- _PROBLEM_
Gather every line below where "that" appears.

═══ GIVEN RECORDS ═══

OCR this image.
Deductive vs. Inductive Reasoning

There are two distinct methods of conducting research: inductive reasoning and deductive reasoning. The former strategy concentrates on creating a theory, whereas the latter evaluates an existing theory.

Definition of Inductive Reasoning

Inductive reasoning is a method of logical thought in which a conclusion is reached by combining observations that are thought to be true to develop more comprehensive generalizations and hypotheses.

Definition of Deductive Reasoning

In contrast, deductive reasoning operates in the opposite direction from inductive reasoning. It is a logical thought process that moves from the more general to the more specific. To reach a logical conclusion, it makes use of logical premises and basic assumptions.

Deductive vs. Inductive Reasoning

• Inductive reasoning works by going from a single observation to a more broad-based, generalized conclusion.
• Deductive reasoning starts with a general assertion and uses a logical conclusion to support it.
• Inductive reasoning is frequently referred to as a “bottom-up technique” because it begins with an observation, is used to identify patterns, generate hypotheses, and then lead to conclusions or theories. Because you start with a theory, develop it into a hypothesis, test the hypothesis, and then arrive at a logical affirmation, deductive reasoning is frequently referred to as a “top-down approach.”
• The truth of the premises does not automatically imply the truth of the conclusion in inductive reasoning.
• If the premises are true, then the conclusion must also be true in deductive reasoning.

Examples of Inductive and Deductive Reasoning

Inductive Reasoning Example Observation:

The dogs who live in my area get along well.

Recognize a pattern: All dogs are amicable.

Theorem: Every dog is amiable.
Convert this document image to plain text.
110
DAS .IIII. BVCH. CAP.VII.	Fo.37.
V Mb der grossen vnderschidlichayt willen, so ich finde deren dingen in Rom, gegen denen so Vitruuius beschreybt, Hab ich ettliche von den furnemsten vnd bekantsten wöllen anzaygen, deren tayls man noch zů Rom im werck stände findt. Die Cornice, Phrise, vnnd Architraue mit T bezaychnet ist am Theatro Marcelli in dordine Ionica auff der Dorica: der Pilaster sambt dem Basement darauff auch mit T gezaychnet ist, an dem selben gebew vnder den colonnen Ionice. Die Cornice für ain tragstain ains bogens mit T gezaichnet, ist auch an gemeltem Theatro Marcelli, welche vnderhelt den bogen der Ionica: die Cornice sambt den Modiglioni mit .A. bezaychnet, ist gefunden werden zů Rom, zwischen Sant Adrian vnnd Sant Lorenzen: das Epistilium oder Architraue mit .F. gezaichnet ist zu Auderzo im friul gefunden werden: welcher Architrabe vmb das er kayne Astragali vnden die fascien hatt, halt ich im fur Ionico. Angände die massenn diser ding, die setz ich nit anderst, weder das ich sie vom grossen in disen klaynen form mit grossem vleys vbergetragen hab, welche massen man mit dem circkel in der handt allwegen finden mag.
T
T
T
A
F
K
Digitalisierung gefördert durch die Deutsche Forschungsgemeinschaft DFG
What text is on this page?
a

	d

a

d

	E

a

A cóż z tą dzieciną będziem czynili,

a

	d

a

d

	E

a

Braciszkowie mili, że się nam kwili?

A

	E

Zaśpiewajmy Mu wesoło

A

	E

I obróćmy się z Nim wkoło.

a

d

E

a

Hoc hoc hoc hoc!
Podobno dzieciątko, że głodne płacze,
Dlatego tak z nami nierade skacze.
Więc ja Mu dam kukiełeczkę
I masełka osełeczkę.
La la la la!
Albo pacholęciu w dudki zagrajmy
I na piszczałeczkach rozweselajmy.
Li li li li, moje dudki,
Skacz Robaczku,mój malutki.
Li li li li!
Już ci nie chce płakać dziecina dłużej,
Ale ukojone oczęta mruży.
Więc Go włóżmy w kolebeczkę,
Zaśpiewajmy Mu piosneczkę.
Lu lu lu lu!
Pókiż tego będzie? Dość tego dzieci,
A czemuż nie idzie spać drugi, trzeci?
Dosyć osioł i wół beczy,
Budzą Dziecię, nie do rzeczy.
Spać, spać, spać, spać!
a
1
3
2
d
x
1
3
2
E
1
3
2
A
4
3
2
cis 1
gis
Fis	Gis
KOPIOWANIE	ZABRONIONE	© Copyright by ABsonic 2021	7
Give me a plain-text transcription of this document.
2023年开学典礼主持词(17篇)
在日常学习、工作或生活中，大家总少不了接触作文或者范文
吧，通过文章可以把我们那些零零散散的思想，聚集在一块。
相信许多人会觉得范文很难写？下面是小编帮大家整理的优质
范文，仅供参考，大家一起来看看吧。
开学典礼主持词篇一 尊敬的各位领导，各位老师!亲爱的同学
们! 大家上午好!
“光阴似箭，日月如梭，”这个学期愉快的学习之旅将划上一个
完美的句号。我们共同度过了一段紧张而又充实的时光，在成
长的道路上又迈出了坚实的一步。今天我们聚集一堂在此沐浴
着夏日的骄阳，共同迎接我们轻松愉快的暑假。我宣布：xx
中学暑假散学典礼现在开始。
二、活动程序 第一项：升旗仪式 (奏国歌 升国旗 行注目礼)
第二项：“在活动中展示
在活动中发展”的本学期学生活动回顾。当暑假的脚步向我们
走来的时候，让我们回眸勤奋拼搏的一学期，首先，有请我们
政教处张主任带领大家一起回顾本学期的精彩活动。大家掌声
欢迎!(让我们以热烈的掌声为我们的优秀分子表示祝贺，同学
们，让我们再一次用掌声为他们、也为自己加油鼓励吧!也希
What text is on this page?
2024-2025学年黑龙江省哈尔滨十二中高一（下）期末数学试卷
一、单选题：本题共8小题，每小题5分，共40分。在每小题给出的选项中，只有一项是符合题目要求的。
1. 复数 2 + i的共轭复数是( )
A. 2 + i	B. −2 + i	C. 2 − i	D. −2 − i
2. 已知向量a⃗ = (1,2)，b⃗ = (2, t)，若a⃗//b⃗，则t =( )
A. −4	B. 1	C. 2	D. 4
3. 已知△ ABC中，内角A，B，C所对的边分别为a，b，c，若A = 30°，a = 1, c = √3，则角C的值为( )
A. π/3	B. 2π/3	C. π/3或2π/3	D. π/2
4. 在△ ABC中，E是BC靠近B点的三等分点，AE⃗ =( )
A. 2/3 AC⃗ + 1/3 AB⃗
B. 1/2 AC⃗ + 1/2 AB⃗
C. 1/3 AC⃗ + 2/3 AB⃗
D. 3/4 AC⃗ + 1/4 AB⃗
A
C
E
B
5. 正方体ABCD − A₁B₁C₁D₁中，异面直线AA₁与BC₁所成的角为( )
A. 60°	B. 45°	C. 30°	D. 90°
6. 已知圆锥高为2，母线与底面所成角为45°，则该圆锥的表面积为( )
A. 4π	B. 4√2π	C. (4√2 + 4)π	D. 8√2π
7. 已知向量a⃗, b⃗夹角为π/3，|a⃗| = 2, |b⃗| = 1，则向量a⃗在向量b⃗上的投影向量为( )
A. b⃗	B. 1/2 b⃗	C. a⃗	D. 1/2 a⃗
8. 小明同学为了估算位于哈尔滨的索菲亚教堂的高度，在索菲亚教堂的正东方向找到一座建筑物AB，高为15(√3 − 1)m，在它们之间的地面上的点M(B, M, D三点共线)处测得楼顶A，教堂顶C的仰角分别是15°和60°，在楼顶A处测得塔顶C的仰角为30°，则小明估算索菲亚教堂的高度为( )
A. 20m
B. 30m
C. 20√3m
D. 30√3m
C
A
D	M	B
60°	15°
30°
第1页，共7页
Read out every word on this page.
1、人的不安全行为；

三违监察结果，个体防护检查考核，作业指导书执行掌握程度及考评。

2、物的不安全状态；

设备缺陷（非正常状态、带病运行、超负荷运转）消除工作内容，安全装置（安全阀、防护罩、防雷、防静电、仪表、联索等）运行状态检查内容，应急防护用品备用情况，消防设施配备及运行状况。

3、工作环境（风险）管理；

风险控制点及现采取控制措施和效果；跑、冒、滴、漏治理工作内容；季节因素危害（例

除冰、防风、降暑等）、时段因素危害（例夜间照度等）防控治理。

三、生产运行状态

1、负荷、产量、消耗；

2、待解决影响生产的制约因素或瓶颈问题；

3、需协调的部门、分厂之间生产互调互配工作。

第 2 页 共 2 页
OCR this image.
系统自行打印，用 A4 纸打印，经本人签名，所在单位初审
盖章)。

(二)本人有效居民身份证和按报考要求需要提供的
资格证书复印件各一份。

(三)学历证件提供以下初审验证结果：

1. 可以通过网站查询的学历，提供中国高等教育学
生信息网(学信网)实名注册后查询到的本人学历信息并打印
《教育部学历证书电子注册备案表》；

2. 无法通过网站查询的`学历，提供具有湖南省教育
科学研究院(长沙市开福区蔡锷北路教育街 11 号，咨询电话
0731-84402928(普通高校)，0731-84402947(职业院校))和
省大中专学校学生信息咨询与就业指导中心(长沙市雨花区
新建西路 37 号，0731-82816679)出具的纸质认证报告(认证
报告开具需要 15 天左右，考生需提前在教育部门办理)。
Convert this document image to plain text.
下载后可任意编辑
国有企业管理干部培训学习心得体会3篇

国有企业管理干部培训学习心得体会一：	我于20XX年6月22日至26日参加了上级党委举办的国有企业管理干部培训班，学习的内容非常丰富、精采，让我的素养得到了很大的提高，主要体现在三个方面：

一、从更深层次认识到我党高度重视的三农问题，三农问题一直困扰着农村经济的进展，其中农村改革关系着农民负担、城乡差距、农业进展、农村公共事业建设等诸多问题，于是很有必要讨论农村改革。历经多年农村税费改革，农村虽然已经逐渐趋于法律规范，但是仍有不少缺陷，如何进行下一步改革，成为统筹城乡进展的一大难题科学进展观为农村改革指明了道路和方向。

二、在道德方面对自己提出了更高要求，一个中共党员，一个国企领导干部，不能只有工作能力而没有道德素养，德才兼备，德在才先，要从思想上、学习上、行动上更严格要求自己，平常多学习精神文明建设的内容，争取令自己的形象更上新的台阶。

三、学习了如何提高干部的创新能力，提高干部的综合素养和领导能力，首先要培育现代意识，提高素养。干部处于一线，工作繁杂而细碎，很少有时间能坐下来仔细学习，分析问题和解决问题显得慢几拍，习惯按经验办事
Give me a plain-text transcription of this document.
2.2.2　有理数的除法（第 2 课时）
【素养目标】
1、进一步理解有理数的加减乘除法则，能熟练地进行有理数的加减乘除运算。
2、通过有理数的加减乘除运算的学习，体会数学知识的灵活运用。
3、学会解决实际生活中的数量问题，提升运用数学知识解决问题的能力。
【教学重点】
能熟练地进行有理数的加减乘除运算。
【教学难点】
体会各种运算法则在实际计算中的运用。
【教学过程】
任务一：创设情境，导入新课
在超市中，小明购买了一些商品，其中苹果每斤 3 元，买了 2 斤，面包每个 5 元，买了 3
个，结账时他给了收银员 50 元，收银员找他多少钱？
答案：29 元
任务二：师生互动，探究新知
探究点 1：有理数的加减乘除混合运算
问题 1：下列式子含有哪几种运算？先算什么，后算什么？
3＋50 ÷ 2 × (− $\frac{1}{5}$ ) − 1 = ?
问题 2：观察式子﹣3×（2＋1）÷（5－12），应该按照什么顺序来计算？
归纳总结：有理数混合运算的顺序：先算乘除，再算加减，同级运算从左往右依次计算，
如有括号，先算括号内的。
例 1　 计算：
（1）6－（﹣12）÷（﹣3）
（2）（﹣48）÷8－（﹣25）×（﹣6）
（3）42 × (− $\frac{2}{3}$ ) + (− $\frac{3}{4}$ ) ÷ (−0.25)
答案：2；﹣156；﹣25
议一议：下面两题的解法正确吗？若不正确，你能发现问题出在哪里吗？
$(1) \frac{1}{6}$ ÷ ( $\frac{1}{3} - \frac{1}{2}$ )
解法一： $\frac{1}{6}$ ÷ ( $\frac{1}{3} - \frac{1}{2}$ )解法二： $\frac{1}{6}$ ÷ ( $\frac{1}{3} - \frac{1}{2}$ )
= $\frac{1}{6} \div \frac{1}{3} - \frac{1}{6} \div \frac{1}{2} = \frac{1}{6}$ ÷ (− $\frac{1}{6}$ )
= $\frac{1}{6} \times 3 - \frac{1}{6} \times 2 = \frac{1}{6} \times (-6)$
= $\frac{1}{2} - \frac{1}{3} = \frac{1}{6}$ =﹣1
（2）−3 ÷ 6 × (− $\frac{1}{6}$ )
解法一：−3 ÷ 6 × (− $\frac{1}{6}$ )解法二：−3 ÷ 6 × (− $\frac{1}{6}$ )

═══

- _OUTPUT OF THE EXERCISE_
Inductive reasoning is a method of logical thought in which a conclusion is reached by combining observations that are thought to be true to develop more comprehensive generalizations and hypotheses.
In contrast, deductive reasoning operates in the opposite direction from inductive reasoning. It is a logical thought process that moves from the more general to the more specific. To reach a logical conclusion, it makes use of logical premises and basic assumptions.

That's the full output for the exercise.